§ **TASK GOAL**: Write the number of lines holding the word "главного", and nothing else.

-------------------------

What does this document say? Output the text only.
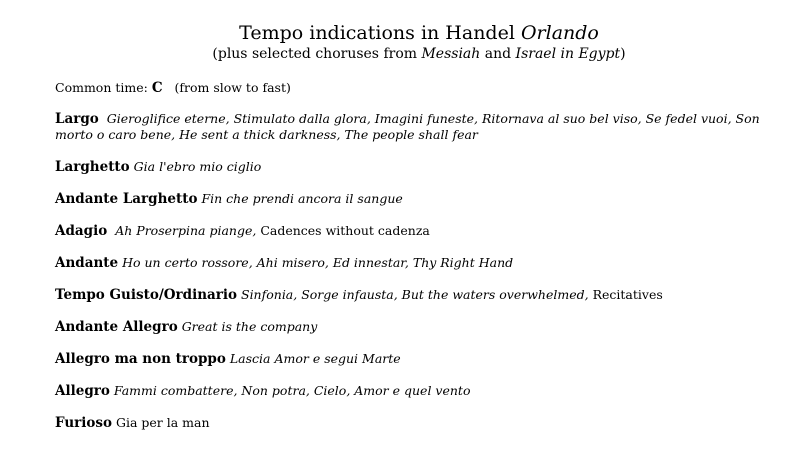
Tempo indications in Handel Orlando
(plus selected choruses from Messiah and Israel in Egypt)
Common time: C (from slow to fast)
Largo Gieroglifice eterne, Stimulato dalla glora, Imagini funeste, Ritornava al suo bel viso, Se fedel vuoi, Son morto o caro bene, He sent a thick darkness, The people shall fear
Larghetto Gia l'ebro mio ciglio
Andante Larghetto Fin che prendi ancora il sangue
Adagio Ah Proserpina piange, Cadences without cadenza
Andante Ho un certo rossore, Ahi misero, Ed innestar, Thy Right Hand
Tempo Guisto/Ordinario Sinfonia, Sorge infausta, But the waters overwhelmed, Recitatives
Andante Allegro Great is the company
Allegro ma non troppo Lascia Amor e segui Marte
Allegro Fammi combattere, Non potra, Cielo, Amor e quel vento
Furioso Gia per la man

-------------------------

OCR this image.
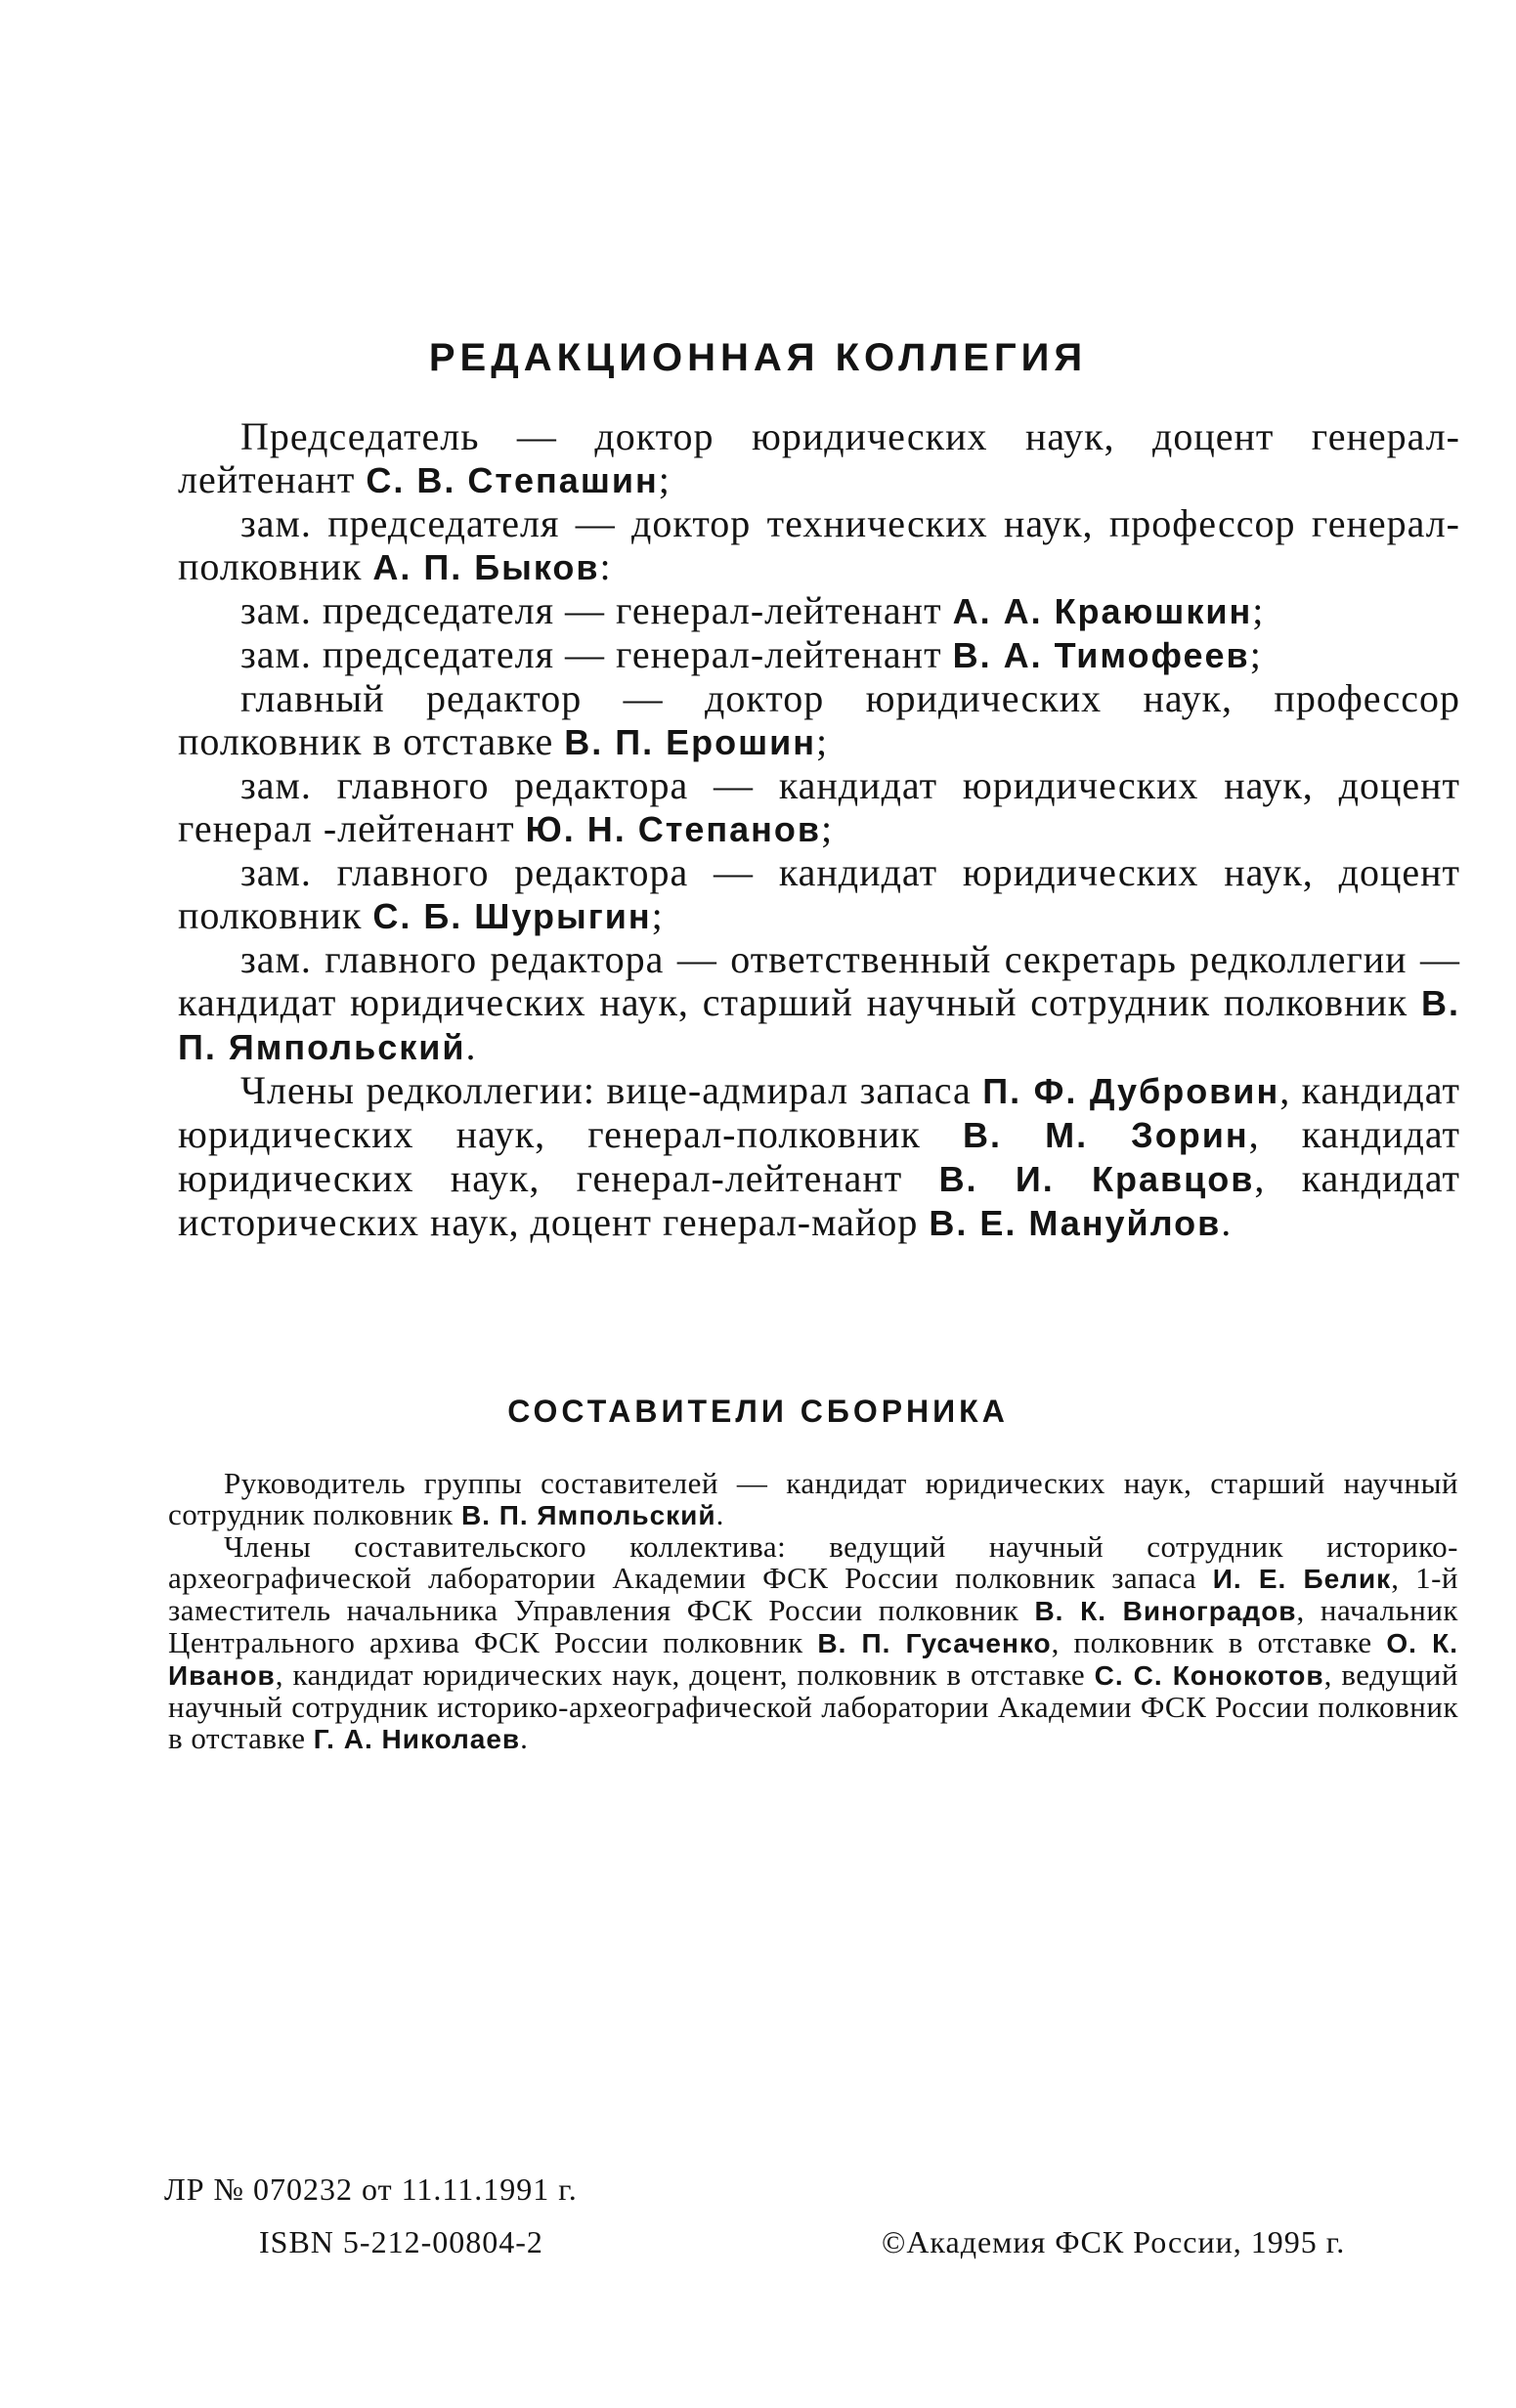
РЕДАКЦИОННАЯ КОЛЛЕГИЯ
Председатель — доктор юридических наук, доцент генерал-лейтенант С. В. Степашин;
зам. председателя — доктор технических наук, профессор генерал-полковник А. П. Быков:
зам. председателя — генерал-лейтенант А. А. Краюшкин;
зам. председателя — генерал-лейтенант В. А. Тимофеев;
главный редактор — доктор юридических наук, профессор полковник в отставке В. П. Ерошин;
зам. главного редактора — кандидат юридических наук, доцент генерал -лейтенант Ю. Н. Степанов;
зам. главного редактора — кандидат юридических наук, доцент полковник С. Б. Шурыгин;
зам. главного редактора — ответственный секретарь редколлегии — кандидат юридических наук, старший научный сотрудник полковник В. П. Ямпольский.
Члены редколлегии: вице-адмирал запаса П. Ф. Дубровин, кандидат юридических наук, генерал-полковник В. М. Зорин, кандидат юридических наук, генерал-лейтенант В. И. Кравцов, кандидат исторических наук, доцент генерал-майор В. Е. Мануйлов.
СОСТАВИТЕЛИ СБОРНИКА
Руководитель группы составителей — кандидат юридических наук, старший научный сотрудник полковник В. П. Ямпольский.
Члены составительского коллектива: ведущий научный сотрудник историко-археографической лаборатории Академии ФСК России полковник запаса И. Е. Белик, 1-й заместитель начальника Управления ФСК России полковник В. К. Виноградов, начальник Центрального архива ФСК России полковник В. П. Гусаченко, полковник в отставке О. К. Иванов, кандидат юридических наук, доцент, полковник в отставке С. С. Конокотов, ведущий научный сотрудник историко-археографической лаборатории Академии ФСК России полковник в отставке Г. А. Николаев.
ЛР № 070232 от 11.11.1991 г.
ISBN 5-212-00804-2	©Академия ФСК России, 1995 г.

-------------------------

§ **ANSWER TO THIS EXERCISE**: 3